>>>
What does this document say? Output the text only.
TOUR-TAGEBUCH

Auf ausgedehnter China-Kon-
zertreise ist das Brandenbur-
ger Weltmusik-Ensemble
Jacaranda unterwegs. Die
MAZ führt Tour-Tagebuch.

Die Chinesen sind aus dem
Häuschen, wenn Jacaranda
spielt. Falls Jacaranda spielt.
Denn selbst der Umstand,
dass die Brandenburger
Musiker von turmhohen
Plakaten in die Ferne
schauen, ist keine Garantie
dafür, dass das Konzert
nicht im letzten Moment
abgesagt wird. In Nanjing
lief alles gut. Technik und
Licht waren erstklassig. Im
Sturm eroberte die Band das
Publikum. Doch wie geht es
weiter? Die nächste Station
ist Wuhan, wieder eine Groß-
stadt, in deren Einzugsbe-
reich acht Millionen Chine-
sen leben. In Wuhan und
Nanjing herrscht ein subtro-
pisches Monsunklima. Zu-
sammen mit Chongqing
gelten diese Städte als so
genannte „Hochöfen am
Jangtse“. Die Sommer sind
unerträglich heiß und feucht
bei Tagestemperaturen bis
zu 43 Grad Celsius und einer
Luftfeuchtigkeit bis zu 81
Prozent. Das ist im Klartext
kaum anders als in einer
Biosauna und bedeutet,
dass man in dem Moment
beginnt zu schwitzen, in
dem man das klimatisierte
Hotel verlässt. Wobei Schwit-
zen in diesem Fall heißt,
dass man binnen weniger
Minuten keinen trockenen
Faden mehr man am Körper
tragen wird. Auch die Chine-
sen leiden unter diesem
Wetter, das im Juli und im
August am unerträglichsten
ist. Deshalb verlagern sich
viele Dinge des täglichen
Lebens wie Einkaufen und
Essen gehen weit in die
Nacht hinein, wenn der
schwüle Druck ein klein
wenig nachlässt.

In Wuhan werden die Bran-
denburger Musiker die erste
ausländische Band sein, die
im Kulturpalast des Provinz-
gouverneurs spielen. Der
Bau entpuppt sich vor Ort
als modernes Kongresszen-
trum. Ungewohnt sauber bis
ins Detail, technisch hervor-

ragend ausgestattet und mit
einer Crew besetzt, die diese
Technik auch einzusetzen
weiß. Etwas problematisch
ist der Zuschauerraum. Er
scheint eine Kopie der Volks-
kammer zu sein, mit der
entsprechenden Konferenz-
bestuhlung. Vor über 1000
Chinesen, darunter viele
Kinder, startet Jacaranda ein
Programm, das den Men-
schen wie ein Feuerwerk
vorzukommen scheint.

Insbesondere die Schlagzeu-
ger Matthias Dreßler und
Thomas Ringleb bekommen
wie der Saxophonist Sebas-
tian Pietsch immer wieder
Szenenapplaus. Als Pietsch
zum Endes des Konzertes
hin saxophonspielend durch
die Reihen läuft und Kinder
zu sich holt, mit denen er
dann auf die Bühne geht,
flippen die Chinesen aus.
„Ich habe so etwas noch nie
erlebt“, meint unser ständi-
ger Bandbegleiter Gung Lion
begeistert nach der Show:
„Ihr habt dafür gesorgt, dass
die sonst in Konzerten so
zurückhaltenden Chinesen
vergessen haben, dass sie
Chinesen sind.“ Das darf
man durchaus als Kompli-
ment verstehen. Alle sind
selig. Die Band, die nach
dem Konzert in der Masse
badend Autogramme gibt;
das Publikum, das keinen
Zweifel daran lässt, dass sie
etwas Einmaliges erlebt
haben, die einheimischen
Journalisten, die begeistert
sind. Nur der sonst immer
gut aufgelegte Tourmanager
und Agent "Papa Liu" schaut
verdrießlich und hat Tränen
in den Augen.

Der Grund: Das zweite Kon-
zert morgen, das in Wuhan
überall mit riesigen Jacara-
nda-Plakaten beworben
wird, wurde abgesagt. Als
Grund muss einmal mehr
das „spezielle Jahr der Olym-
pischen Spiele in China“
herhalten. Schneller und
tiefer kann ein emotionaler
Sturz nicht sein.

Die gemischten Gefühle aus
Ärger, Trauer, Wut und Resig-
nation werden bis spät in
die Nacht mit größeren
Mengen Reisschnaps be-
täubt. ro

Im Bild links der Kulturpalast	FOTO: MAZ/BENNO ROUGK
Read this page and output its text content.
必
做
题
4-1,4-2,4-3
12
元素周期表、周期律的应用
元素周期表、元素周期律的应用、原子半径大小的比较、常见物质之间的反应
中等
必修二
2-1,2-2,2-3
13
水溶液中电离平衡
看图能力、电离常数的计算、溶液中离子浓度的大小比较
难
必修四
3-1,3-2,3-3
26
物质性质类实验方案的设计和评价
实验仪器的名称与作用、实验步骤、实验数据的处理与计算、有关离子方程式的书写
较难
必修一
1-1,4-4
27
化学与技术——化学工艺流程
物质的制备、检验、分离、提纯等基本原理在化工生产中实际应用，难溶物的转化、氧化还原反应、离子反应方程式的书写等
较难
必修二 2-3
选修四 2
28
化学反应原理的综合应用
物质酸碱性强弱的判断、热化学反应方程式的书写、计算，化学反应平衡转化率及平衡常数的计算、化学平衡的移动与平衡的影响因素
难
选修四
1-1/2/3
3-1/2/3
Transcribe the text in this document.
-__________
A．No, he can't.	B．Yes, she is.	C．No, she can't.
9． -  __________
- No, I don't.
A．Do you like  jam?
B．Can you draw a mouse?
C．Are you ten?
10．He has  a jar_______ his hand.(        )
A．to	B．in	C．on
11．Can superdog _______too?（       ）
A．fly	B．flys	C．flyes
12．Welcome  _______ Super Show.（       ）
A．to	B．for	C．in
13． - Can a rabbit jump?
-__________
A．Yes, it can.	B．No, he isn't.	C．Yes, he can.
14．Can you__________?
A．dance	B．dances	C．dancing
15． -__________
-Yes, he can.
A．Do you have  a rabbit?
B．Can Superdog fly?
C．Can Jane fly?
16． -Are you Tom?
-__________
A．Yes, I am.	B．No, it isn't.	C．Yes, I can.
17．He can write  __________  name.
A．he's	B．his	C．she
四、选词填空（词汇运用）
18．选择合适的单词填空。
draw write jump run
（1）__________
<<<
**Your objective**
Set out exactly the run of lines that begins at the line holding "Read this page and output its text content." and ends at the last line of the data.

**Response below**
Read this page and output its text content.
必
做
题
4-1,4-2,4-3
12
元素周期表、周期律的应用
元素周期表、元素周期律的应用、原子半径大小的比较、常见物质之间的反应
中等
必修二
2-1,2-2,2-3
13
水溶液中电离平衡
看图能力、电离常数的计算、溶液中离子浓度的大小比较
难
必修四
3-1,3-2,3-3
26
物质性质类实验方案的设计和评价
实验仪器的名称与作用、实验步骤、实验数据的处理与计算、有关离子方程式的书写
较难
必修一
1-1,4-4
27
化学与技术——化学工艺流程
物质的制备、检验、分离、提纯等基本原理在化工生产中实际应用，难溶物的转化、氧化还原反应、离子反应方程式的书写等
较难
必修二 2-3
选修四 2
28
化学反应原理的综合应用
物质酸碱性强弱的判断、热化学反应方程式的书写、计算，化学反应平衡转化率及平衡常数的计算、化学平衡的移动与平衡的影响因素
难
选修四
1-1/2/3
3-1/2/3
Transcribe the text in this document.
-__________
A．No, he can't.	B．Yes, she is.	C．No, she can't.
9． -  __________
- No, I don't.
A．Do you like  jam?
B．Can you draw a mouse?
C．Are you ten?
10．He has  a jar_______ his hand.(        )
A．to	B．in	C．on
11．Can superdog _______too?（       ）
A．fly	B．flys	C．flyes
12．Welcome  _______ Super Show.（       ）
A．to	B．for	C．in
13． - Can a rabbit jump?
-__________
A．Yes, it can.	B．No, he isn't.	C．Yes, he can.
14．Can you__________?
A．dance	B．dances	C．dancing
15． -__________
-Yes, he can.
A．Do you have  a rabbit?
B．Can Superdog fly?
C．Can Jane fly?
16． -Are you Tom?
-__________
A．Yes, I am.	B．No, it isn't.	C．Yes, I can.
17．He can write  __________  name.
A．he's	B．his	C．she
四、选词填空（词汇运用）
18．选择合适的单词填空。
draw write jump run
（1）__________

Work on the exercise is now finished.